Motivation for doing this project
The Internet of Things is something that has bees discussed and worked on quite a lot recently. The idea of having even the smallest devices connected to the internet with rather simple hardware seems very interesting to me, and the Contiki OS is something that enables TCP/IP over small resource-limited devices. So, my main motivation for this project is to gain deep knowledge about how Contiki works and what is required to create a Contiki-device from scratch.
As microcontrollers will get more powerful and cheaper over time, I decided to use the STM32F4 for this mote, even though it might be a bit overpowered at this point. Because the STM32F4 is rather advanced and powerful, it does not impose any limitation on my learning. Thus, I can experiment with buffer sizes, advanced peripherals, simultaneous applications etc. at the same time more or less without restrictions. Also, as there wasn’t any similar port in the Contiki tree, I had to implement most of the details of the port by myself, which helped me understand many details about Contiki.
Contiki is used on devices connected to the internet, and therefore every platform and port should provide at least the following functionality to make it useful:
- Radio-chip drivers
- IPv6 with 6LoWPAN
- Border-router implementation
- Some way to print debug information
This will allow many of the already existing applications to be re-used and make the platform useful.
There are two directories that have to be added to Contiki for each new port, namely:
Microcontroller-specific code belongs here. This includes:
- Hardware libraries: Peripheral-drivers, usb-stack etc. for this specific microcontroller.
- clock: The implementation of the Contiki system clock for this MCU.
- rtimer: A high-precision timer for certain timing-critical features.
- USB-SLIP: Serial Line Internet Protocol. Input and output handlers for the Contiki SLIP implementation belong here. For this port, I used usb-cdc (see this post) to implement this. This board will show up as a serial port on the computer (/dev/ttyACMx) and the existing Contiki tools can be used the make a border-router for example. Note that my implementation of this is a bit weird because I had to work around some problems with the USB stack.
- Startup-code: Low-level initialization code for this microcontroller.
- System calls: Map the write system call somewhere (e.g. to UART or USB) to make printf useful for debugging.
- Watchdog: Some things require it to compile, but my implementation is currently empty and only serves to make the compilation work.
- Interrupts: The interrupts for cpu-dependent tasks can be put here (I used a single file for this).
- Linker script: A linker-script for this microcontroller.
- Makefile: A makefile to coordinate the cpu-dependent compilation. This one can be a bit tricky. For example, I had to compile code that contains interrupts in a different way so that weak bindings would be overridden correctly.
In my case, I have added contiki/cpu/arm/stm32f4 and implemented the things mentioned above.
Platform-specific code belongs here. This includes:
- low-level radio drivers: Contiki already had some drivers for the cc2520, but I had to add code to initialize the SPI, set up pin-interrupts etc.
- contiki-main: A main-function that initializes the hardware, handles sleeping and starts some processes. I based this one on the main function of some of the other platforms.

(Given problem 1):
Write out the records from the line with "- y-tick-label: 69.160: [1887, 606, 1920, 617]" up to and including the line with "- candle-body: [867, 237, 873, 259]". Reproduce every line precisely.

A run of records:
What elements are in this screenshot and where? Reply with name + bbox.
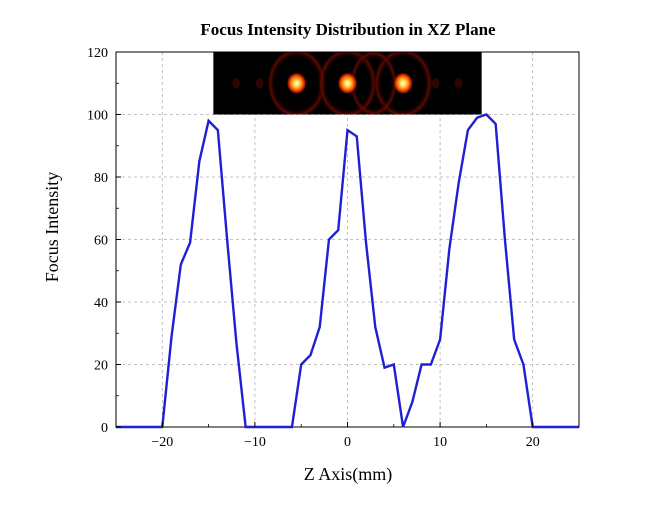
x-tick-label: −10 bbox=[244, 435, 266, 450]
series-line bbox=[116, 113, 579, 429]
intensity-inset-image bbox=[213, 52, 482, 115]
y-tick-label: 40 bbox=[94, 296, 108, 311]
y-ticks: 0 20 40 60 80 100 120 bbox=[87, 46, 121, 436]
y-tick-label: 20 bbox=[94, 359, 108, 374]
x-tick-label: 10 bbox=[433, 435, 447, 450]
y-tick-label: 80 bbox=[94, 171, 108, 186]
y-axis-label: Focus Intensity bbox=[42, 172, 62, 283]
x-axis-label: Z Axis(mm) bbox=[304, 464, 393, 485]
inset-ring bbox=[349, 52, 398, 115]
inset-sidelobe bbox=[255, 78, 264, 89]
inset-sidelobe bbox=[232, 78, 241, 89]
y-tick-label: 60 bbox=[94, 234, 108, 249]
x-tick-label: −20 bbox=[151, 435, 173, 450]
inset-focal-spot bbox=[337, 72, 358, 95]
inset-focal-spot bbox=[286, 72, 307, 95]
chart-title: Focus Intensity Distribution in XZ Plane bbox=[200, 20, 496, 39]
y-tick-label: 0 bbox=[101, 421, 108, 436]
inset-sidelobe bbox=[454, 78, 463, 89]
series-group bbox=[116, 113, 579, 429]
x-ticks: −20 −10 0 10 20 bbox=[115, 422, 580, 450]
y-tick-label: 100 bbox=[87, 109, 108, 124]
y-tick-label: 120 bbox=[87, 46, 108, 61]
inset-sidelobe bbox=[431, 78, 440, 89]
inset-focal-spot bbox=[393, 72, 414, 95]
x-tick-label: 0 bbox=[344, 435, 351, 450]
x-tick-label: 20 bbox=[526, 435, 540, 450]
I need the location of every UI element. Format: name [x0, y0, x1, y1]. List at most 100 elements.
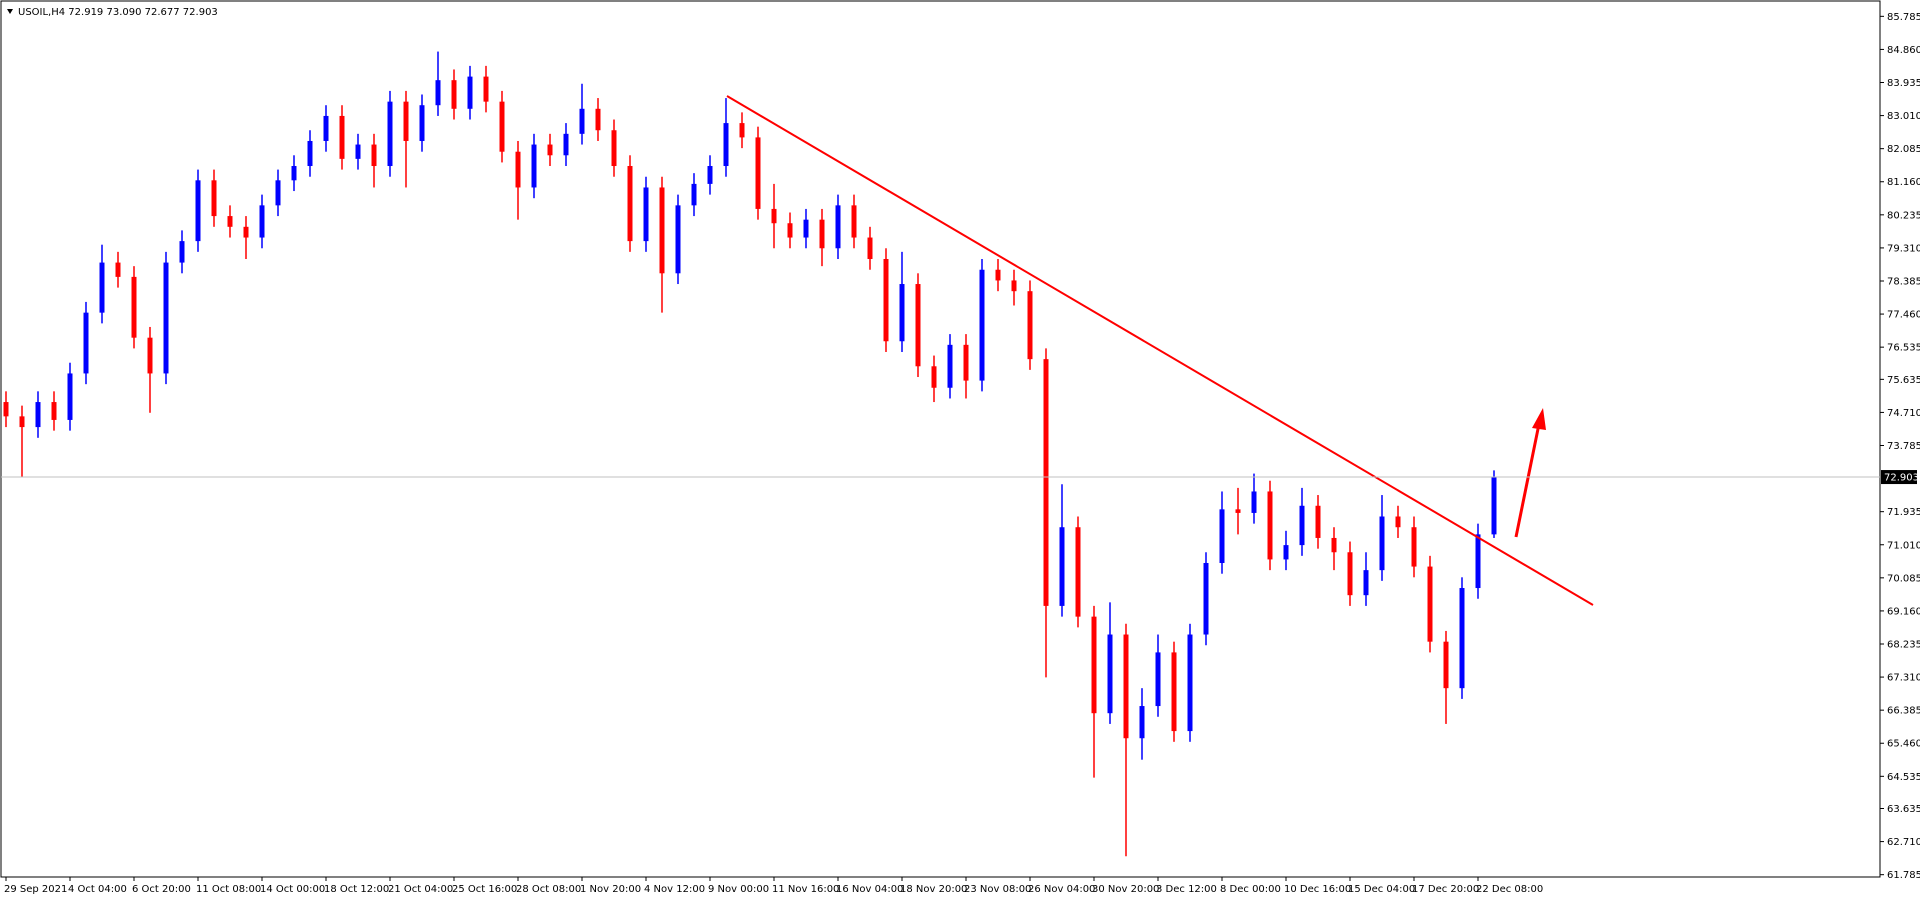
- y-tick-label: 69.160: [1887, 606, 1920, 617]
- y-tick-label: 82.085: [1887, 144, 1920, 155]
- candle-body: [3, 402, 9, 417]
- candle-body: [355, 144, 361, 159]
- candle-body: [739, 123, 745, 138]
- y-tick-label: 68.235: [1887, 639, 1920, 650]
- candle-body: [387, 101, 393, 167]
- candle-body: [403, 101, 409, 141]
- candle-body: [19, 416, 25, 428]
- candle-body: [1475, 534, 1481, 589]
- y-tick-label: 75.635: [1887, 375, 1920, 386]
- y-tick-label: 71.010: [1887, 540, 1920, 551]
- candle-body: [179, 241, 185, 263]
- candle-body: [1315, 505, 1321, 538]
- y-tick-label: 74.710: [1887, 408, 1920, 419]
- candle-body: [307, 140, 313, 167]
- candle-body: [131, 276, 137, 338]
- chart-title: USOIL,H4 72.919 73.090 72.677 72.903: [18, 7, 218, 18]
- candle-body: [35, 402, 41, 428]
- candle-body: [1347, 552, 1353, 596]
- y-tick-label: 77.460: [1887, 310, 1920, 321]
- candle-body: [1283, 545, 1289, 560]
- candle-body: [243, 226, 249, 238]
- candle-body: [851, 205, 857, 238]
- x-tick-label: 15 Dec 04:00: [1348, 884, 1415, 895]
- x-tick-label: 17 Dec 20:00: [1412, 884, 1479, 895]
- candle-body: [259, 205, 265, 238]
- candle-body: [867, 237, 873, 259]
- candle-body: [547, 144, 553, 156]
- candle-body: [339, 115, 345, 159]
- x-tick-label: 21 Oct 04:00: [388, 884, 453, 895]
- candle-body: [99, 262, 105, 313]
- x-tick-label: 18 Oct 12:00: [324, 884, 389, 895]
- candle-body: [643, 187, 649, 242]
- y-tick-label: 81.160: [1887, 177, 1920, 188]
- x-tick-label: 30 Nov 20:00: [1092, 884, 1159, 895]
- y-tick-label: 84.860: [1887, 45, 1920, 56]
- trend-line: [726, 95, 1594, 606]
- candle-body: [163, 262, 169, 374]
- candle-body: [115, 262, 121, 277]
- candle-body: [899, 284, 905, 342]
- y-tick-label: 83.935: [1887, 78, 1920, 89]
- candle-body: [451, 80, 457, 109]
- candle-body: [1427, 566, 1433, 642]
- x-tick-label: 28 Oct 08:00: [516, 884, 581, 895]
- candle-body: [579, 108, 585, 134]
- x-tick-label: 6 Oct 20:00: [132, 884, 191, 895]
- candle-body: [67, 373, 73, 420]
- candle-body: [1059, 527, 1065, 606]
- candle-body: [1091, 616, 1097, 714]
- y-tick-label: 64.535: [1887, 772, 1920, 783]
- candle-body: [419, 105, 425, 141]
- arrow-shaft: [1514, 423, 1541, 538]
- x-tick-label: 29 Sep 2021: [4, 884, 67, 895]
- candle-body: [323, 115, 329, 141]
- candle-body: [771, 208, 777, 224]
- candle-body: [1043, 359, 1049, 606]
- x-tick-label: 23 Nov 08:00: [964, 884, 1031, 895]
- candle-body: [1267, 491, 1273, 560]
- y-tick-label: 79.310: [1887, 243, 1920, 254]
- candle-body: [83, 312, 89, 374]
- candle-body: [371, 144, 377, 167]
- x-tick-label: 22 Dec 08:00: [1476, 884, 1543, 895]
- y-tick-label: 65.460: [1887, 739, 1920, 750]
- y-tick-label: 66.385: [1887, 706, 1920, 717]
- y-tick-label: 76.535: [1887, 343, 1920, 354]
- candle-body: [467, 76, 473, 109]
- x-tick-label: 11 Oct 08:00: [196, 884, 261, 895]
- x-tick-label: 1 Nov 20:00: [580, 884, 641, 895]
- y-tick-label: 61.785: [1887, 870, 1920, 881]
- candle-body: [611, 130, 617, 167]
- candle-body: [1027, 291, 1033, 360]
- candle-body: [1203, 562, 1209, 635]
- candle-body: [211, 180, 217, 217]
- candle-body: [1155, 652, 1161, 707]
- candle-body: [51, 402, 57, 420]
- candle-body: [995, 269, 1001, 281]
- x-tick-label: 18 Nov 20:00: [900, 884, 967, 895]
- candle-body: [659, 187, 665, 274]
- x-tick-label: 25 Oct 16:00: [452, 884, 517, 895]
- x-tick-label: 4 Oct 04:00: [68, 884, 127, 895]
- plot-frame: [0, 0, 1881, 878]
- last-price-label: 72.903: [1884, 473, 1919, 484]
- candle-body: [1123, 634, 1129, 739]
- candle-body: [1363, 570, 1369, 596]
- candle-body: [595, 108, 601, 131]
- candle-body: [1395, 516, 1401, 528]
- y-tick-label: 62.710: [1887, 837, 1920, 848]
- y-tick-label: 78.385: [1887, 276, 1920, 287]
- candle-body: [723, 123, 729, 167]
- candle-body: [787, 223, 793, 238]
- candle-body: [1235, 509, 1241, 513]
- candle-body: [1075, 527, 1081, 617]
- y-tick-label: 73.785: [1887, 441, 1920, 452]
- y-tick-label: 63.635: [1887, 804, 1920, 815]
- candle-body: [627, 166, 633, 242]
- x-tick-label: 9 Nov 00:00: [708, 884, 769, 895]
- candle-body: [979, 269, 985, 381]
- candle-body: [435, 80, 441, 106]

(Given problem 2):
From the text on porting Contiki to the STM32F4, extract the passage from "- Watchdog: Some" up to and including "file for this).", word for word.

(Exercise response 1):
- y-tick-label: 69.160: [1887, 606, 1920, 617]
- y-tick-label: 82.085: [1887, 144, 1920, 155]
- candle-body: [3, 402, 9, 417]
- candle-body: [355, 144, 361, 159]
- candle-body: [739, 123, 745, 138]
- y-tick-label: 68.235: [1887, 639, 1920, 650]
- candle-body: [387, 101, 393, 167]
- candle-body: [403, 101, 409, 141]
- candle-body: [19, 416, 25, 428]
- candle-body: [1475, 534, 1481, 589]
- y-tick-label: 75.635: [1887, 375, 1920, 386]
- y-tick-label: 71.010: [1887, 540, 1920, 551]
- candle-body: [179, 241, 185, 263]
- candle-body: [1315, 505, 1321, 538]
- y-tick-label: 74.710: [1887, 408, 1920, 419]
- candle-body: [307, 140, 313, 167]
- candle-body: [131, 276, 137, 338]
- chart-title: USOIL,H4 72.919 73.090 72.677 72.903: [18, 7, 218, 18]
- candle-body: [35, 402, 41, 428]
- candle-body: [1347, 552, 1353, 596]
- y-tick-label: 77.460: [1887, 310, 1920, 321]
- candle-body: [1283, 545, 1289, 560]
- candle-body: [243, 226, 249, 238]
- candle-body: [851, 205, 857, 238]
- x-tick-label: 15 Dec 04:00: [1348, 884, 1415, 895]
- x-tick-label: 17 Dec 20:00: [1412, 884, 1479, 895]
- candle-body: [259, 205, 265, 238]
- candle-body: [867, 237, 873, 259]

(Exercise response 2):
- Watchdog: Some things require it to compile, but my implementation is currently empty and only serves to make the compilation work.
- Interrupts: The interrupts for cpu-dependent tasks can be put here (I used a single file for this).